>> BEGIN Material provided

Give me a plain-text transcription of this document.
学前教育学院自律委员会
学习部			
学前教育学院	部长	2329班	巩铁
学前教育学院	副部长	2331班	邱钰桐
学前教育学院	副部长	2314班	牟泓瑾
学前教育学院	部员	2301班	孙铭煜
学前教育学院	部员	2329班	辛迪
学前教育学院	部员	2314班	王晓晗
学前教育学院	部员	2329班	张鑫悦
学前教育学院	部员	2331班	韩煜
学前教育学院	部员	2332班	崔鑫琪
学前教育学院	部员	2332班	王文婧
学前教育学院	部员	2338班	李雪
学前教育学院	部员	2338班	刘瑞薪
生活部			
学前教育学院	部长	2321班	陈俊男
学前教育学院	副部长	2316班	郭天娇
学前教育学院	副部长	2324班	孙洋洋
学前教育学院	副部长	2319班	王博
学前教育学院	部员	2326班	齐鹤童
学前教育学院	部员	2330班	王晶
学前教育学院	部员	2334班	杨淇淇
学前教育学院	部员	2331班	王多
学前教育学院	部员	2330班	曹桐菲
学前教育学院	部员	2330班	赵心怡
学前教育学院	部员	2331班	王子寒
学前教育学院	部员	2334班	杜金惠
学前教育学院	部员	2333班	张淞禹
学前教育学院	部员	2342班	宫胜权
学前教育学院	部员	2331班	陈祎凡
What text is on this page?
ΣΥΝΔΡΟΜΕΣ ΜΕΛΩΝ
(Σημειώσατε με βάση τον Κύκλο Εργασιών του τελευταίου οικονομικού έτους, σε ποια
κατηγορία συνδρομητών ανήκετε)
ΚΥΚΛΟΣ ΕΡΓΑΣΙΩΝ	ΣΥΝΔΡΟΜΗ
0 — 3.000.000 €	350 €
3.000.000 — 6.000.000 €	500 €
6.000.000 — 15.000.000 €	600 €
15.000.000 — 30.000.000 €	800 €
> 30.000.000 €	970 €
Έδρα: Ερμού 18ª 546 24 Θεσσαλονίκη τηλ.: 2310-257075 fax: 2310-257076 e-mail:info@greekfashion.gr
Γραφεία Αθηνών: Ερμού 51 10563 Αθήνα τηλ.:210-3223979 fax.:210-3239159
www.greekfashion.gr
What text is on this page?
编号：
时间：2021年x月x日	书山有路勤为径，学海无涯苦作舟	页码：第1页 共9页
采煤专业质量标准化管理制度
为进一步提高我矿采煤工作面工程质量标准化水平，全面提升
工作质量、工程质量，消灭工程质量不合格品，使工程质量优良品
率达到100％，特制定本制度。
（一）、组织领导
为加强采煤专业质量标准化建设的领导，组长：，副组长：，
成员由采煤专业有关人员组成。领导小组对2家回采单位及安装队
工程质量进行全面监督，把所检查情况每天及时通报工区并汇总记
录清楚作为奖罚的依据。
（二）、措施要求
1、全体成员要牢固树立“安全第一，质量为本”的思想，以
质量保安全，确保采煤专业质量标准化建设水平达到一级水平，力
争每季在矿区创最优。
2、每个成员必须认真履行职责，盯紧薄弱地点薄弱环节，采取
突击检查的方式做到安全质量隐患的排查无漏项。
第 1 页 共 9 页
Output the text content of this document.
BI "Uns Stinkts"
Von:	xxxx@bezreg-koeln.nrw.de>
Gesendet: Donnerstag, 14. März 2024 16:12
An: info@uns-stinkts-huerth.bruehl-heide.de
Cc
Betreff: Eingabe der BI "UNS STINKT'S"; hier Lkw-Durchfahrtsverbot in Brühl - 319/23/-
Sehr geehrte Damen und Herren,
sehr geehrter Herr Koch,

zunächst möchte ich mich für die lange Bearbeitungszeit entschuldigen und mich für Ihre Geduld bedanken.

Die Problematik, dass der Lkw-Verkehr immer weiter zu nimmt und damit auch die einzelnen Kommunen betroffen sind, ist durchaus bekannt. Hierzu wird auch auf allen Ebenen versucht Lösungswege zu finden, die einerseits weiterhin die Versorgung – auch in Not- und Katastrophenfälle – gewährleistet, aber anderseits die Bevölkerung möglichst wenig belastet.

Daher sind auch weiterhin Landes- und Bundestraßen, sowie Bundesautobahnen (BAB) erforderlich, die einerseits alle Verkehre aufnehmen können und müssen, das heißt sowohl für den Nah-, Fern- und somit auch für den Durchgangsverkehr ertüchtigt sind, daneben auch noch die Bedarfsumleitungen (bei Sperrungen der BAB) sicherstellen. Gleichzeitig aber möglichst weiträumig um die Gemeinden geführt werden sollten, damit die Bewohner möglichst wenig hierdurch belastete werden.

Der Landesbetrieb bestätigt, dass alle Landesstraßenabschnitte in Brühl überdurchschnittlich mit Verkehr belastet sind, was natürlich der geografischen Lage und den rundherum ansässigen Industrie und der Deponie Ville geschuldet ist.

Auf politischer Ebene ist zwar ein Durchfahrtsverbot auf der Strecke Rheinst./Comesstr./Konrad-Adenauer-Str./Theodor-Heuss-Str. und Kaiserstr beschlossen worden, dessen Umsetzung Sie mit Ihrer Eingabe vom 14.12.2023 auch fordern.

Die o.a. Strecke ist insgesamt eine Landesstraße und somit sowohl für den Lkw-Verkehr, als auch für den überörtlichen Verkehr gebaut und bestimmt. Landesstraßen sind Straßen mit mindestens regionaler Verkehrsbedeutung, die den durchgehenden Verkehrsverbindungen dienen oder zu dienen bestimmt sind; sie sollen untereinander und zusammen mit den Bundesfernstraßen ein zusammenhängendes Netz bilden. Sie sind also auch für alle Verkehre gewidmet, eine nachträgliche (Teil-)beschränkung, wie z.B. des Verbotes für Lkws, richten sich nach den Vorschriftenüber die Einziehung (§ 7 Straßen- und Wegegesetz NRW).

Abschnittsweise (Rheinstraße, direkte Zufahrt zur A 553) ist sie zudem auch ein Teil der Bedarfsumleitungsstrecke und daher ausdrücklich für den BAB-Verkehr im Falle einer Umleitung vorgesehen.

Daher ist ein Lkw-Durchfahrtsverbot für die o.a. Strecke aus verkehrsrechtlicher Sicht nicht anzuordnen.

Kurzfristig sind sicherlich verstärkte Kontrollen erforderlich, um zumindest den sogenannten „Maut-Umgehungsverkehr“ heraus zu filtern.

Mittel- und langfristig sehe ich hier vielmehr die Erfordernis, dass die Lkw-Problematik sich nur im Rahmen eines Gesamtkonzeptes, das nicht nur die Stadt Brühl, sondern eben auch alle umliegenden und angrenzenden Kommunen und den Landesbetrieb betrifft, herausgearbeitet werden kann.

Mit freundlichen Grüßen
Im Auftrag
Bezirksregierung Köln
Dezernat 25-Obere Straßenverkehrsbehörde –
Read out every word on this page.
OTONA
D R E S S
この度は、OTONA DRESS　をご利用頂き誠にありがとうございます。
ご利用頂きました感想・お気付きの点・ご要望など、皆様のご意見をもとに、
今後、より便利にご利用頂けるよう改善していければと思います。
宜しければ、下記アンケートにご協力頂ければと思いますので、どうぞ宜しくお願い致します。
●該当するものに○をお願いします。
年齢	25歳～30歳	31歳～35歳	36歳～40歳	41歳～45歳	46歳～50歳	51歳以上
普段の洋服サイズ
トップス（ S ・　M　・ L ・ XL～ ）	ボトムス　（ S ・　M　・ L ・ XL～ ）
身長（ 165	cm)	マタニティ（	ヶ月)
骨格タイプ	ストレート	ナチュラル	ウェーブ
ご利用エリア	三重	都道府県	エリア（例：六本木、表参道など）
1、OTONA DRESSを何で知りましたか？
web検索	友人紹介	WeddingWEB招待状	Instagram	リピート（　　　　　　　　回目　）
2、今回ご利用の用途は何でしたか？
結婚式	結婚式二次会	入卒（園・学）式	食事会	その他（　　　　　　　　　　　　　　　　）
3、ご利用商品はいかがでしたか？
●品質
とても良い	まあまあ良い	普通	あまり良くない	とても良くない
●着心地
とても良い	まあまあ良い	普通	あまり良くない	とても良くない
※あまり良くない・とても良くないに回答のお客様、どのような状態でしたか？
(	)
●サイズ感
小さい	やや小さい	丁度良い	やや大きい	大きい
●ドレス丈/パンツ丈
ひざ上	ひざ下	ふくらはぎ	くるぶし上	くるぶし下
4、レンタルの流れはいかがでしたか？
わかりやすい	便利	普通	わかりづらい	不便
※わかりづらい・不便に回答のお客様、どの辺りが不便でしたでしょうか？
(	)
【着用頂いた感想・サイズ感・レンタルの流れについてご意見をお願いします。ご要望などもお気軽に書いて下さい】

>> END Material provided

| Problem requirements |
Only lines with the word "Ερμού" are wanted, so copy each one from the records.

| Answer to the task |
Έδρα: Ερμού 18ª 546 24 Θεσσαλονίκη τηλ.: 2310-257075 fax: 2310-257076 e-mail:info@greekfashion.gr
Γραφεία Αθηνών: Ερμού 51 10563 Αθήνα τηλ.:210-3223979 fax.:210-3239159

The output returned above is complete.